Problema proposto 1:
Responda às perguntas abaixo com base no trecho sobre o direito de recusa ao trabalho:
(a) Quais artigos da Constituição Federal são citados?
(b) Pelas regras do Canadá, onde o trabalhador deve esperar enquanto os supervisores avaliam a situação?
(c) Pelas condições dos Estados Unidos, quem, além do trabalhador, também deve concordar com a existência do perigo?
Problema proposto 2:
Enumere todas as regras do Ministério do Trabalho do Canadá que o trecho sobre o direito de recusa ao trabalho apresenta.

Assim sendo, o trabalhador não pode ser penalizado pelo empregador por estar exercendo o direito legítimo de defesa de sua vida, que é decorrência natural do princípio da indisponibilidade da saúde do trabalhador prevista sobretudo na Constituição Federal (art. 6º e art. 7º, XXII).
O Ministério do Trabalho nos Estados Unidos permite ao trabalhador recusar a trabalhar se alguma das condições abaixo for constatada:
– quando possível, o trabalhador reclamou sobre o perigo, mas não foi atendido;
– o trabalhador tem clara intuição em “boa fé” (como se diz atualmente “de boa”) que existe de fato um perigo iminente;
– uma pessoa que conhece a situação tambem concorda, e finalmente, não há tempo para fazer uma chamada ao Ministério do Trabalho para averiguar.
No Ministério do Trabalho do Canadá, as regras são as seguintes:
– o risco que justifica a recusa deve ser apresentado pelo trabalhador e imediatamente investigado;
-o trabalhador deve esperar em um lugar seguro enquanto os supervisores avaliem a situação e que ele pode fazer outro trabalho, se for ordenado;
– que o trabalhador deve ser parte da investigação do problema inclusive porque é ele quem vai decidir voltar ao trabalho caso o problema seja resolvido;
-se após os procedimentos tomados pela empresa o trabalhador ainda achar que o risco existe, ele deve se recusar e aguardar uma investigação por parte do Ministério do Trabalho;
-se o problema for resolvido, o trabalhador deve retornar às suas tarefas;
Ou seja, concluimos que há aí de fato elementos subjetivos e objetivos para avaliação de um risco ou perigo para uma interdição, mas isso não desqualifica a sua legitimidade.

Dados extraídos:
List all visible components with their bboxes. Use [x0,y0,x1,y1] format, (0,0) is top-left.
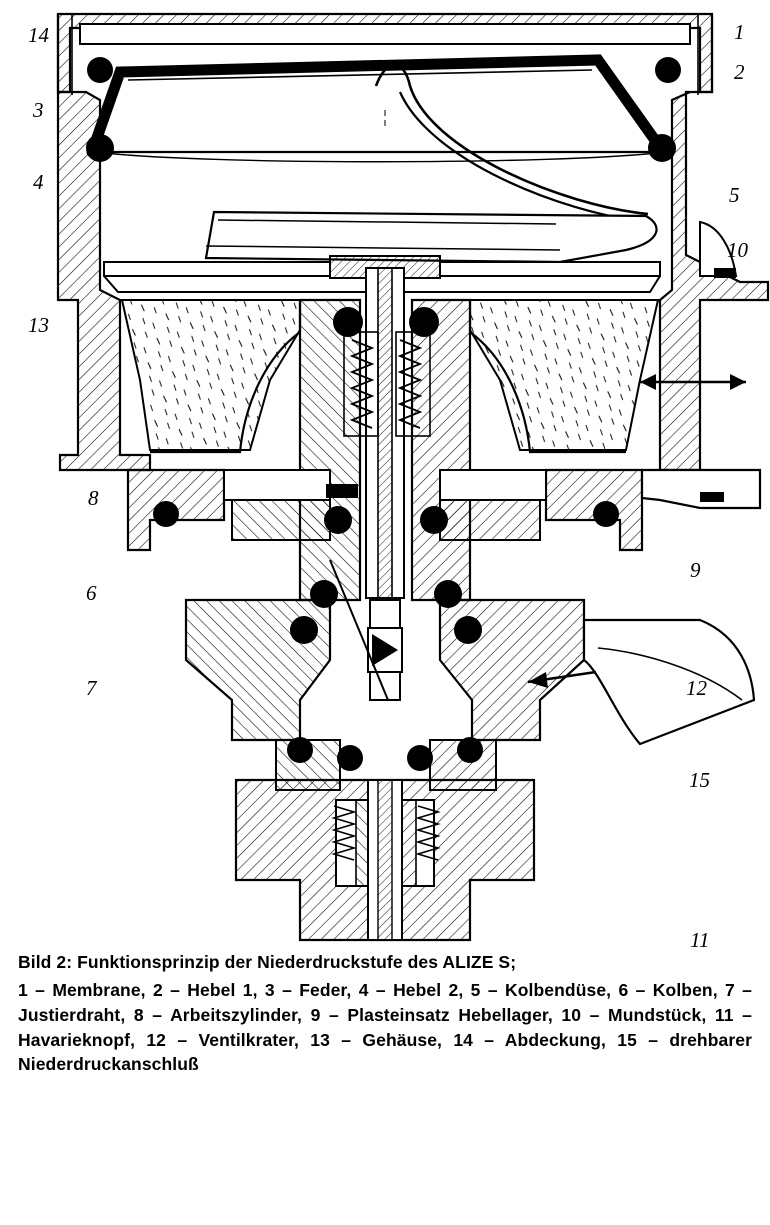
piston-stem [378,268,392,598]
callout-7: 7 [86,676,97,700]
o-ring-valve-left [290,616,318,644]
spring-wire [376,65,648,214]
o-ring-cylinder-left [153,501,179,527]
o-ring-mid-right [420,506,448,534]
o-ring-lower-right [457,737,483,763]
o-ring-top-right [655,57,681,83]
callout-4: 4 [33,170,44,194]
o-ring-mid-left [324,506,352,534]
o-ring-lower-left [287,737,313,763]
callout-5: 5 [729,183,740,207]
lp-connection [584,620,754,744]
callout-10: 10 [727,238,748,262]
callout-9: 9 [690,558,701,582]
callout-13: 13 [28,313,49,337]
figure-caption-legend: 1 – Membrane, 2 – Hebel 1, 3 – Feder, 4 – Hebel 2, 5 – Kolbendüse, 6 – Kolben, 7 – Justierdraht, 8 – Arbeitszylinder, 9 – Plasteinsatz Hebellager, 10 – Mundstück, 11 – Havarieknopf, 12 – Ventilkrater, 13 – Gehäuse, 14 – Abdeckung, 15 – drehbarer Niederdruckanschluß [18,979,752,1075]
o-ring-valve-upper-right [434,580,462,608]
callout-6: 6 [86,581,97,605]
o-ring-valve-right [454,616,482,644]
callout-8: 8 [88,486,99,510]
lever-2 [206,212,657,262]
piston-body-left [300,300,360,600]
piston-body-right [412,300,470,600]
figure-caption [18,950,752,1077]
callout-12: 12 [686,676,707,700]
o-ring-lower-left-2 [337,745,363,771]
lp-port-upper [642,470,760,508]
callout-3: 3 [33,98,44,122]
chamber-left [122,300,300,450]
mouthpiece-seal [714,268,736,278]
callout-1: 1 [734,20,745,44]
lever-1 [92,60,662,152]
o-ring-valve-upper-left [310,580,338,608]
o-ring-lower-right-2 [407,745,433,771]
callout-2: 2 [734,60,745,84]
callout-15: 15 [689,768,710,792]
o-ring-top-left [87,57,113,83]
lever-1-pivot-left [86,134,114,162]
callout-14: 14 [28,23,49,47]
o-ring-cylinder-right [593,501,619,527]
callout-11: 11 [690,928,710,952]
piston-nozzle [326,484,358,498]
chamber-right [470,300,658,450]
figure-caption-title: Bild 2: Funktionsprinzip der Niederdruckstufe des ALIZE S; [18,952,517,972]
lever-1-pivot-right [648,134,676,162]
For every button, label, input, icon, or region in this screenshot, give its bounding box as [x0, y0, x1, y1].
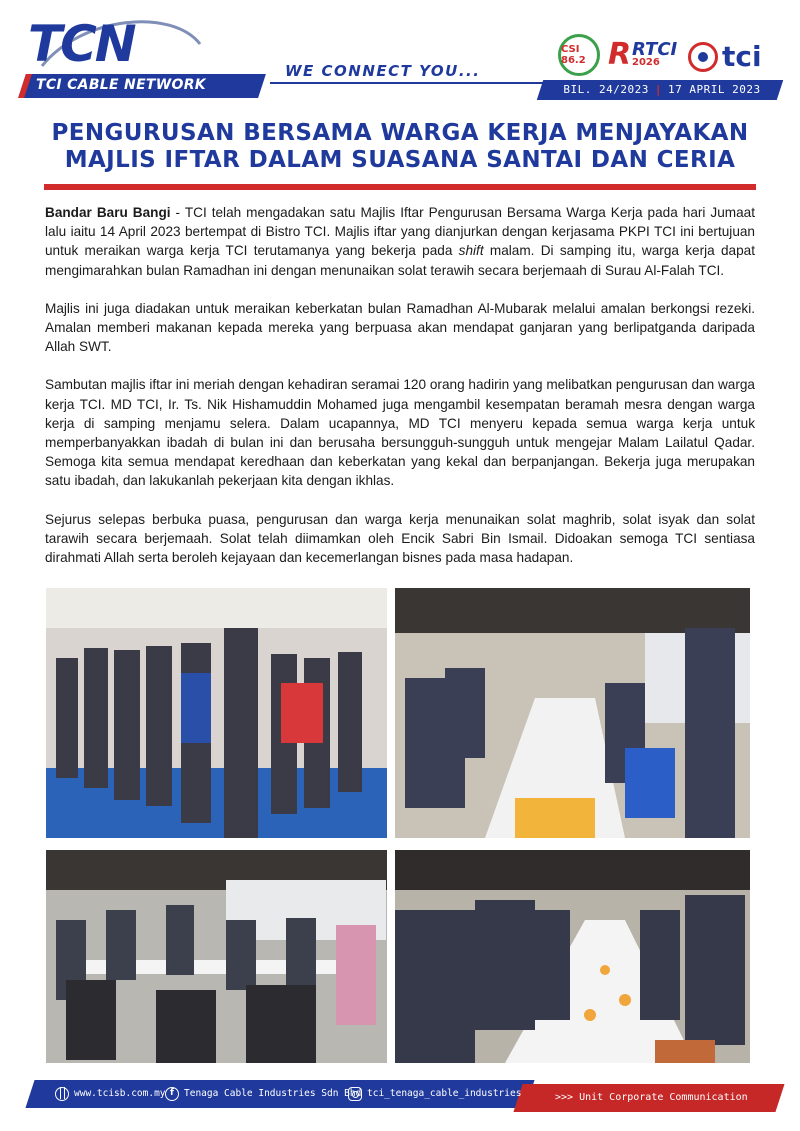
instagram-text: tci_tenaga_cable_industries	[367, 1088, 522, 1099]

Resposta completa 1:
(a) O art. 6º e o art. 7º, XXII.
(b) Em um lugar seguro.
(c) Uma pessoa que conhece a situação.

Resposta completa 2:
1. O risco que justifica a recusa deve ser apresentado pelo trabalhador e investigado imediatamente.
2. O trabalhador deve esperar em um lugar seguro enquanto os supervisores avaliam a situação, e pode fazer outro trabalho, se isso for ordenado.
3. O trabalhador deve participar da investigação do problema, até porque é ele quem decide voltar ao trabalho caso o problema seja resolvido.
4. Se, após as medidas tomadas pela empresa, o trabalhador ainda achar que o risco existe, ele deve se recusar e aguardar uma investigação do Ministério do Trabalho.
5. Se o problema for resolvido, o trabalhador deve retornar às suas tarefas.